Start of Material for this task

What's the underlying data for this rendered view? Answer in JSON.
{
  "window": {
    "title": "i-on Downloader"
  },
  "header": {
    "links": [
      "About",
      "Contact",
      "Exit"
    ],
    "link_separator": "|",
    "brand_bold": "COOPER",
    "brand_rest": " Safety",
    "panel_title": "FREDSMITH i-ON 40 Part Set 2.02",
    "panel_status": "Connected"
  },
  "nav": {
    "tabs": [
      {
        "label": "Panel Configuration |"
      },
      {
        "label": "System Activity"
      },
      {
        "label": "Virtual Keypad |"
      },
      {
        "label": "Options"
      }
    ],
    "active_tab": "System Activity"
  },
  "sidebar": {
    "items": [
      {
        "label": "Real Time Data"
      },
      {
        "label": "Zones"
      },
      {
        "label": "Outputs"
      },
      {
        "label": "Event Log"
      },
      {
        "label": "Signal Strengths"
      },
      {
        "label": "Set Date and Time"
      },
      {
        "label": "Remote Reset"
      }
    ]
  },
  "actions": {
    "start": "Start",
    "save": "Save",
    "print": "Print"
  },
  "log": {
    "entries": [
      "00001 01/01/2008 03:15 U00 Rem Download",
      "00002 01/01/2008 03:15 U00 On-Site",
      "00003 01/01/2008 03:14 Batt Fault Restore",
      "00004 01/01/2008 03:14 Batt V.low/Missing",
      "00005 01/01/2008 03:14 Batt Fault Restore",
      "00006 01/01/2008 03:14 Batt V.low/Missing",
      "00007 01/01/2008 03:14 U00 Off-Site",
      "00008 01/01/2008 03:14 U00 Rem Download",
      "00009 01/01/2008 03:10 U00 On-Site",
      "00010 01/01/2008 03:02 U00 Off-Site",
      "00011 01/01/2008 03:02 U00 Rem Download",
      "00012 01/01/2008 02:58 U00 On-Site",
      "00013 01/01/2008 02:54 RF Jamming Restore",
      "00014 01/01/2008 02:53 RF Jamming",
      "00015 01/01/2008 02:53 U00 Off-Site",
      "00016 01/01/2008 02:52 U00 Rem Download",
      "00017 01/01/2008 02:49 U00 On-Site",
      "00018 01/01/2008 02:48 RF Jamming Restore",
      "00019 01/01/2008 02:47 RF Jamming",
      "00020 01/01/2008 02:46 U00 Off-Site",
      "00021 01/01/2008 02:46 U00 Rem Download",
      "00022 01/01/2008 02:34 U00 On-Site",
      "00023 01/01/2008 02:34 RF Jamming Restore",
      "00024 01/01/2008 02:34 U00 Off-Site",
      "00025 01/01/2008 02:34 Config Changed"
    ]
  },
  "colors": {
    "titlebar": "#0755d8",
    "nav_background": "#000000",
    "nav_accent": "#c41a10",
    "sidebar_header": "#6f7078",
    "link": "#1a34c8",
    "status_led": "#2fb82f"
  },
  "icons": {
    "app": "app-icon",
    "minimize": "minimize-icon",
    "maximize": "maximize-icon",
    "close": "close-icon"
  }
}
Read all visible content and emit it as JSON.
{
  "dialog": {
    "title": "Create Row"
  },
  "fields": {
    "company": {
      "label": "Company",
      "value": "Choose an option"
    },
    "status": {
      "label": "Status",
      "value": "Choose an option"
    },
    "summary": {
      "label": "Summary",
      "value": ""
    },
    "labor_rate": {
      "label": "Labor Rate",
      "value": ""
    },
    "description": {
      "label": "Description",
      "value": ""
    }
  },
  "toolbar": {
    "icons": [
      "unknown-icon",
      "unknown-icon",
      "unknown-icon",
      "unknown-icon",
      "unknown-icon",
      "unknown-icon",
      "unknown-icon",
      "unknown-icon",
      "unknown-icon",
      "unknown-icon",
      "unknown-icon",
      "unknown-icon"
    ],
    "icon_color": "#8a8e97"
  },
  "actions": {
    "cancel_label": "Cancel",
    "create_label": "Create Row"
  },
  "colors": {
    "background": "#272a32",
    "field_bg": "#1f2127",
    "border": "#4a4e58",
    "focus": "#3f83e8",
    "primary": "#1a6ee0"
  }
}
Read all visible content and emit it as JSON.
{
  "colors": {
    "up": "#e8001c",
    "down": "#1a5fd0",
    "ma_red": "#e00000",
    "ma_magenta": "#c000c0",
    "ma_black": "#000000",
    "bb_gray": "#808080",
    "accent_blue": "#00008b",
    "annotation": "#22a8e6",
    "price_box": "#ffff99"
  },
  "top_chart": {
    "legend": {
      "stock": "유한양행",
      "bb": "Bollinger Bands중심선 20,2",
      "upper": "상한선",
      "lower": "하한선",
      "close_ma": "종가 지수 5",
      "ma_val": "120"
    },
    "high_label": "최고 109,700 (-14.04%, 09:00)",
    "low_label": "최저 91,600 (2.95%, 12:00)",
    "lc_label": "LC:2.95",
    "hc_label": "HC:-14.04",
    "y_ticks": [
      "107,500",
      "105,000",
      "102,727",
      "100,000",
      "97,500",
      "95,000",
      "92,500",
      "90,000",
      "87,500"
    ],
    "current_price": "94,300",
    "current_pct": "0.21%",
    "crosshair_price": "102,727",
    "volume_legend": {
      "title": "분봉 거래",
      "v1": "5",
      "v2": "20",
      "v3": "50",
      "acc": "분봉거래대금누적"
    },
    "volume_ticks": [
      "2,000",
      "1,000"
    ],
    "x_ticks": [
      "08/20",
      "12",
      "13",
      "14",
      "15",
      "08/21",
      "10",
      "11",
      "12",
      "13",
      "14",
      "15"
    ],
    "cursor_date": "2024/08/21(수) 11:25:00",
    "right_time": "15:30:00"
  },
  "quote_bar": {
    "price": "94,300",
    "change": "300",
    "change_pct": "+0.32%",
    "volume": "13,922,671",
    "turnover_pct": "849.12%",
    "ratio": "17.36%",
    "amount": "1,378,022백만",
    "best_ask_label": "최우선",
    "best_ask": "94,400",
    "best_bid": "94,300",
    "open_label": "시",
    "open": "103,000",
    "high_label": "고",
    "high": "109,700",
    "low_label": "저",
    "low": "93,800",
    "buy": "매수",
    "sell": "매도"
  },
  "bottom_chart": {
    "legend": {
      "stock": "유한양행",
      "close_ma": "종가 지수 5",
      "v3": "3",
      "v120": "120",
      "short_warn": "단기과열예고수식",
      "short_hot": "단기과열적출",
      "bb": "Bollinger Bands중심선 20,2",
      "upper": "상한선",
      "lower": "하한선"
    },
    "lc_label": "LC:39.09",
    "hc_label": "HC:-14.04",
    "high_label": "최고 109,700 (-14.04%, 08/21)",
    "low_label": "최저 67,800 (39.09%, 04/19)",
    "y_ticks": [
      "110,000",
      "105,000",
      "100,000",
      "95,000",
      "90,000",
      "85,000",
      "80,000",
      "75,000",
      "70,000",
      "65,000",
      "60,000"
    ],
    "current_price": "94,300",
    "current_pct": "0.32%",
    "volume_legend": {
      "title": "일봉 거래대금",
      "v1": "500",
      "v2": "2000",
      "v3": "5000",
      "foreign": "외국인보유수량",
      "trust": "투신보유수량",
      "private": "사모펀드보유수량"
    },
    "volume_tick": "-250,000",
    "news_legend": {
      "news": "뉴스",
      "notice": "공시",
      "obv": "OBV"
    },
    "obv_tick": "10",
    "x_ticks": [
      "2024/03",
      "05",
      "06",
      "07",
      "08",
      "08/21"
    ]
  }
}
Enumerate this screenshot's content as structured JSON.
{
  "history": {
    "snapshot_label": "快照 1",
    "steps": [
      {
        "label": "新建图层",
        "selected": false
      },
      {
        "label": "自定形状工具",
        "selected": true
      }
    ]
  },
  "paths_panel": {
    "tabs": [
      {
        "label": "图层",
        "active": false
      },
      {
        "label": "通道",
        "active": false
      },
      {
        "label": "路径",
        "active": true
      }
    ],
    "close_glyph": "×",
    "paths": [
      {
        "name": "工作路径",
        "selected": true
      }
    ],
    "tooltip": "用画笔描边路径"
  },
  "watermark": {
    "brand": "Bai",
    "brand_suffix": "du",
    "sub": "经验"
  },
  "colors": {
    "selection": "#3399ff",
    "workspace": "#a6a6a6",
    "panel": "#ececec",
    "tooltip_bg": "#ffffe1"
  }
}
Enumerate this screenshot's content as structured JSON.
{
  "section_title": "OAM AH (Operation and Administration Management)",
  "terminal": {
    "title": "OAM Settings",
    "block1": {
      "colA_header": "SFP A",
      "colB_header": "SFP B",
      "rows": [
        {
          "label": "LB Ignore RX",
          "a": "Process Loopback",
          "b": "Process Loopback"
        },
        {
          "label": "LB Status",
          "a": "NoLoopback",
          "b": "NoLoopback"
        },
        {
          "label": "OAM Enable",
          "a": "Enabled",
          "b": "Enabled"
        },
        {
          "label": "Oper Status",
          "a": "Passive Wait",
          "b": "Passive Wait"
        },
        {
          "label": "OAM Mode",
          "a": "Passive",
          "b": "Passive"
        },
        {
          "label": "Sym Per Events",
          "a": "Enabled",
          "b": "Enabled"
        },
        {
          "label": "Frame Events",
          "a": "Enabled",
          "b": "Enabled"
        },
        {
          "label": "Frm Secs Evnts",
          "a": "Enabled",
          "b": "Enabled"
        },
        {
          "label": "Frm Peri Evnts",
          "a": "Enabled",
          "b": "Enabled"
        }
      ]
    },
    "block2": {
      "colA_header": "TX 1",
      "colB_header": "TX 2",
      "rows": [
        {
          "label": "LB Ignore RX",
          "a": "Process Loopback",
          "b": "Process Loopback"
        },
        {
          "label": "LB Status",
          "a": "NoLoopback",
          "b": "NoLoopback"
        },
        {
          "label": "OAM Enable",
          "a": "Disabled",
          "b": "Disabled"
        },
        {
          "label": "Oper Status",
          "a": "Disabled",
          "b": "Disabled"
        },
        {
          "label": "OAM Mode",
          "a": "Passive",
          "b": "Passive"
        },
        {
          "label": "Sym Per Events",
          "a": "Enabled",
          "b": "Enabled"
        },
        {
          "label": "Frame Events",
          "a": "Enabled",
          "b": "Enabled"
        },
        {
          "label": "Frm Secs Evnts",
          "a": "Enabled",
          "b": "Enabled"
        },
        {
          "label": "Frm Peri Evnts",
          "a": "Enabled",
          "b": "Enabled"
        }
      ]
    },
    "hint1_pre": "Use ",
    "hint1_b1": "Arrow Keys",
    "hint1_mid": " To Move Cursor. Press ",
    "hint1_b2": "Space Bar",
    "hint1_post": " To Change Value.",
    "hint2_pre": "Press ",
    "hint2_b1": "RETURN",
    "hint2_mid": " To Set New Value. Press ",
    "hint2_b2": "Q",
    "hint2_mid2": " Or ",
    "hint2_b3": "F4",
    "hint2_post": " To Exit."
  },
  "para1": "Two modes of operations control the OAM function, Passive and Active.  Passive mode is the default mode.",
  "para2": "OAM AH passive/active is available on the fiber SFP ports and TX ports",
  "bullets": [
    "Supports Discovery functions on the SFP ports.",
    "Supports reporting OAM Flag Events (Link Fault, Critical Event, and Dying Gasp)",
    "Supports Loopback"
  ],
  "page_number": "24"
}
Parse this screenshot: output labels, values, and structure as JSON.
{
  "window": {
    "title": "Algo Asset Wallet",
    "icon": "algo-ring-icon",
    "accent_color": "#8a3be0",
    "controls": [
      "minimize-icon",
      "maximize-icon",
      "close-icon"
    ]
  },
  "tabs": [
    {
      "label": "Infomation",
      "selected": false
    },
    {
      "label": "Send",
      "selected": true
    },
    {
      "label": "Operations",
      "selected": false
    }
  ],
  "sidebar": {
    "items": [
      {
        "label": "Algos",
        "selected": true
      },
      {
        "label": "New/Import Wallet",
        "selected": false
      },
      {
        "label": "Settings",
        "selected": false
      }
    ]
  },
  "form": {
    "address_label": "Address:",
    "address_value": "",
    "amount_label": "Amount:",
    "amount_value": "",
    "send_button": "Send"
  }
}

End of Material for this task

## The exercise
Looking at the records above, work out how many lines include the string "Batt". Give the number and nothing else.

## Task answer
4